┌──

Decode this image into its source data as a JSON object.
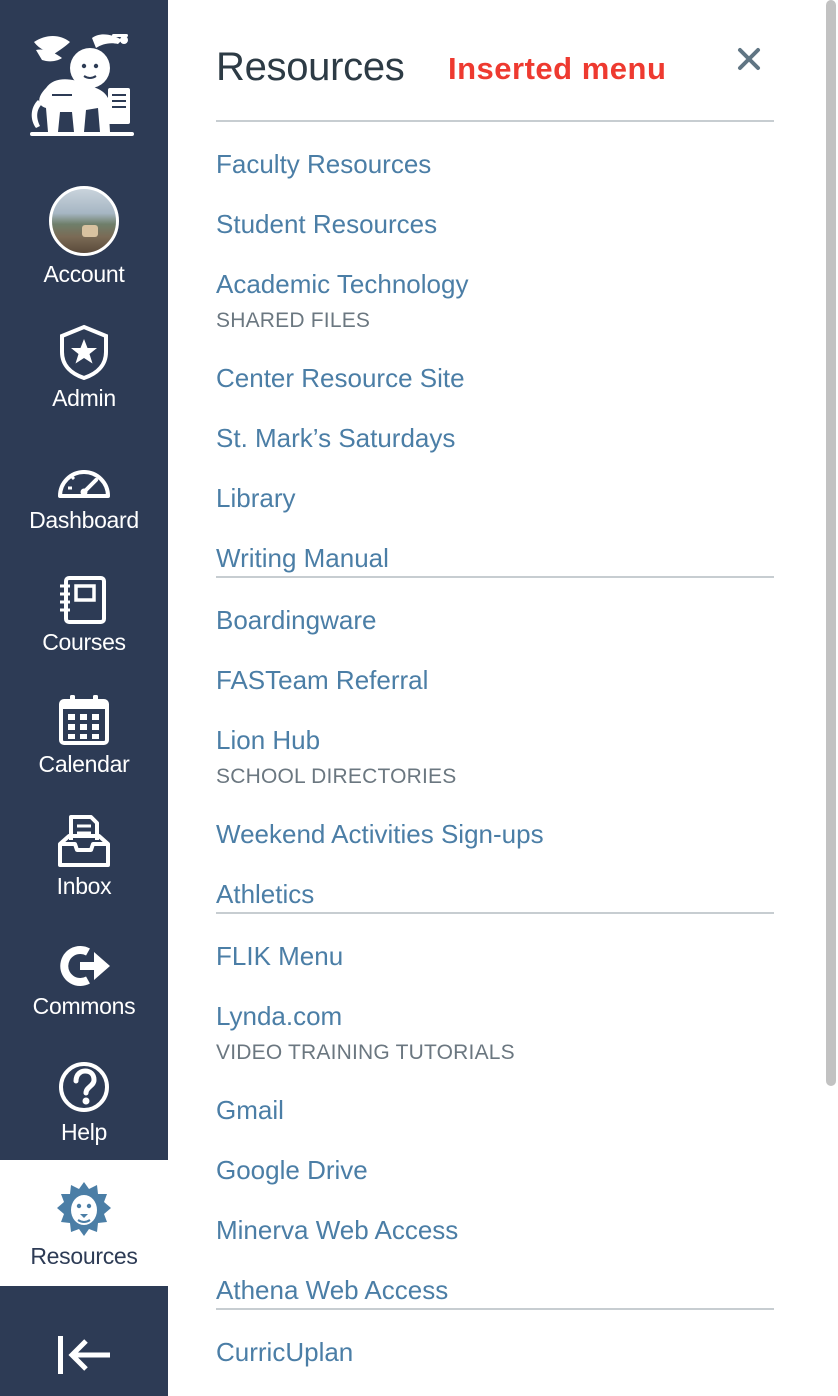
{
  "nav": {
    "items": [
      {
        "label": "Account",
        "icon": "avatar-image"
      },
      {
        "label": "Admin",
        "icon": "shield-star-icon"
      },
      {
        "label": "Dashboard",
        "icon": "speedometer-icon"
      },
      {
        "label": "Courses",
        "icon": "notebook-icon"
      },
      {
        "label": "Calendar",
        "icon": "calendar-icon"
      },
      {
        "label": "Inbox",
        "icon": "inbox-tray-icon"
      },
      {
        "label": "Commons",
        "icon": "commons-arrow-icon"
      },
      {
        "label": "Help",
        "icon": "question-circle-icon"
      },
      {
        "label": "Resources",
        "icon": "lion-head-icon"
      }
    ],
    "active": "Resources",
    "collapse_icon": "collapse-left-arrow-icon"
  },
  "tray": {
    "title": "Resources",
    "annotation": "Inserted menu",
    "close_icon": "close-x-icon",
    "links": [
      {
        "label": "Faculty Resources"
      },
      {
        "label": "Student Resources"
      },
      {
        "label": "Academic Technology"
      },
      {
        "label": "Center Resource Site"
      },
      {
        "label": "St. Mark’s Saturdays"
      },
      {
        "label": "Library"
      },
      {
        "label": "Writing Manual"
      },
      {
        "label": "Boardingware"
      },
      {
        "label": "FASTeam Referral"
      },
      {
        "label": "Lion Hub"
      },
      {
        "label": "Weekend Activities Sign-ups"
      },
      {
        "label": "Athletics"
      },
      {
        "label": "FLIK Menu"
      },
      {
        "label": "Lynda.com"
      },
      {
        "label": "Gmail"
      },
      {
        "label": "Google Drive"
      },
      {
        "label": "Minerva Web Access"
      },
      {
        "label": "Athena Web Access"
      },
      {
        "label": "CurricUplan"
      }
    ],
    "subtitles": {
      "shared_files": "SHARED FILES",
      "school_directories": "SCHOOL DIRECTORIES",
      "video_training": "VIDEO TRAINING TUTORIALS"
    }
  },
  "colors": {
    "nav_bg": "#2d3b55",
    "link": "#4b7ea6",
    "annotation": "#ee3a30",
    "subtitle": "#6b7780",
    "rule": "#c7cdd1"
  }
}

└──

### Exercise aim
Looking at the data above, show all lines where the word "Access" occurs.

### Result below
        "label": "Minerva Web Access"
        "label": "Athena Web Access"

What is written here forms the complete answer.